Job: Output all of the entries below precisely as written.
*** Records for this task ***
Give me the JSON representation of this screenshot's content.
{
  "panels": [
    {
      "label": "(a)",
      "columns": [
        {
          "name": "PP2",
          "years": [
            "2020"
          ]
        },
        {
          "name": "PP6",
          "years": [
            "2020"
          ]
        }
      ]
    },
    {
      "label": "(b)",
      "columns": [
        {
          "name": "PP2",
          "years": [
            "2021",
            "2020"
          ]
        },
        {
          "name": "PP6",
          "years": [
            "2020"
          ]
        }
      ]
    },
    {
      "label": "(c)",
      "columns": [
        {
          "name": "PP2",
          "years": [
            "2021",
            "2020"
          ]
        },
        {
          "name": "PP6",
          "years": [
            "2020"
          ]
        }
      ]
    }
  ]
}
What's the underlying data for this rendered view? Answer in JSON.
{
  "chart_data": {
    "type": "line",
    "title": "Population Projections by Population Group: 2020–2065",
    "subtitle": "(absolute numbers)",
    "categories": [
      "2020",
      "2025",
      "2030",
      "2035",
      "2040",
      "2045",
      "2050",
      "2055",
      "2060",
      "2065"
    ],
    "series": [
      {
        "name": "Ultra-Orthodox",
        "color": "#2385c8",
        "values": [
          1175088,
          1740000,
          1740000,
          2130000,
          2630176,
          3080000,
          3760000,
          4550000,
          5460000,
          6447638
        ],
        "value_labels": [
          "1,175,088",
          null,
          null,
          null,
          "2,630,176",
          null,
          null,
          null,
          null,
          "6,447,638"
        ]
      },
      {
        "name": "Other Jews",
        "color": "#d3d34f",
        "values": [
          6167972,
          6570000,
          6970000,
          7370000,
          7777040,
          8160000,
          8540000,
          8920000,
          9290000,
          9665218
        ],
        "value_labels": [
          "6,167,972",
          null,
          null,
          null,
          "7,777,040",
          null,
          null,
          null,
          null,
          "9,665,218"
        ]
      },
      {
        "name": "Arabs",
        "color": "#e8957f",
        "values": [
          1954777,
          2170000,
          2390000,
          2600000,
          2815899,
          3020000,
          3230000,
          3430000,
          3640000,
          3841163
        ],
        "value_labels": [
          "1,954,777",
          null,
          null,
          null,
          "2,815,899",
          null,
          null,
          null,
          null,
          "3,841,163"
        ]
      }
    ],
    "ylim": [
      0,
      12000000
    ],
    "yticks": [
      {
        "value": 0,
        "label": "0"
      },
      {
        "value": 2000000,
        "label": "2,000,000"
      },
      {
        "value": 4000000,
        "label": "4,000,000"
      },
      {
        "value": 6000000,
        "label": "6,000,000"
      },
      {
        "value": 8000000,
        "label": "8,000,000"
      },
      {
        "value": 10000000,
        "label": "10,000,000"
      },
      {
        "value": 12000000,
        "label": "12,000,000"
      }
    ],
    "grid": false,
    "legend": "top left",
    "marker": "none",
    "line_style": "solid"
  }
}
***
Correct answer:
Give me the JSON representation of this screenshot's content.
{
  "panels": [
    {
      "label": "(a)",
      "columns": [
        {
          "name": "PP2",
          "years": [
            "2020"
          ]
        },
        {
          "name": "PP6",
          "years": [
            "2020"
          ]
        }
      ]
    },
    {
      "label": "(b)",
      "columns": [
        {
          "name": "PP2",
          "years": [
            "2021",
            "2020"
          ]
        },
        {
          "name": "PP6",
          "years": [
            "2020"
          ]
        }
      ]
    },
    {
      "label": "(c)",
      "columns": [
        {
          "name": "PP2",
          "years": [
            "2021",
            "2020"
          ]
        },
        {
          "name": "PP6",
          "years": [
            "2020"
          ]
        }
      ]
    }
  ]
}
What's the underlying data for this rendered view? Answer in JSON.
{
  "chart_data": {
    "type": "line",
    "title": "Population Projections by Population Group: 2020–2065",
    "subtitle": "(absolute numbers)",
    "categories": [
      "2020",
      "2025",
      "2030",
      "2035",
      "2040",
      "2045",
      "2050",
      "2055",
      "2060",
      "2065"
    ],
    "series": [
      {
        "name": "Ultra-Orthodox",
        "color": "#2385c8",
        "values": [
          1175088,
          1740000,
          1740000,
          2130000,
          2630176,
          3080000,
          3760000,
          4550000,
          5460000,
          6447638
        ],
        "value_labels": [
          "1,175,088",
          null,
          null,
          null,
          "2,630,176",
          null,
          null,
          null,
          null,
          "6,447,638"
        ]
      },
      {
        "name": "Other Jews",
        "color": "#d3d34f",
        "values": [
          6167972,
          6570000,
          6970000,
          7370000,
          7777040,
          8160000,
          8540000,
          8920000,
          9290000,
          9665218
        ],
        "value_labels": [
          "6,167,972",
          null,
          null,
          null,
          "7,777,040",
          null,
          null,
          null,
          null,
          "9,665,218"
        ]
      },
      {
        "name": "Arabs",
        "color": "#e8957f",
        "values": [
          1954777,
          2170000,
          2390000,
          2600000,
          2815899,
          3020000,
          3230000,
          3430000,
          3640000,
          3841163
        ],
        "value_labels": [
          "1,954,777",
          null,
          null,
          null,
          "2,815,899",
          null,
          null,
          null,
          null,
          "3,841,163"
        ]
      }
    ],
    "ylim": [
      0,
      12000000
    ],
    "yticks": [
      {
        "value": 0,
        "label": "0"
      },
      {
        "value": 2000000,
        "label": "2,000,000"
      },
      {
        "value": 4000000,
        "label": "4,000,000"
      },
      {
        "value": 6000000,
        "label": "6,000,000"
      },
      {
        "value": 8000000,
        "label": "8,000,000"
      },
      {
        "value": 10000000,
        "label": "10,000,000"
      },
      {
        "value": 12000000,
        "label": "12,000,000"
      }
    ],
    "grid": false,
    "legend": "top left",
    "marker": "none",
    "line_style": "solid"
  }
}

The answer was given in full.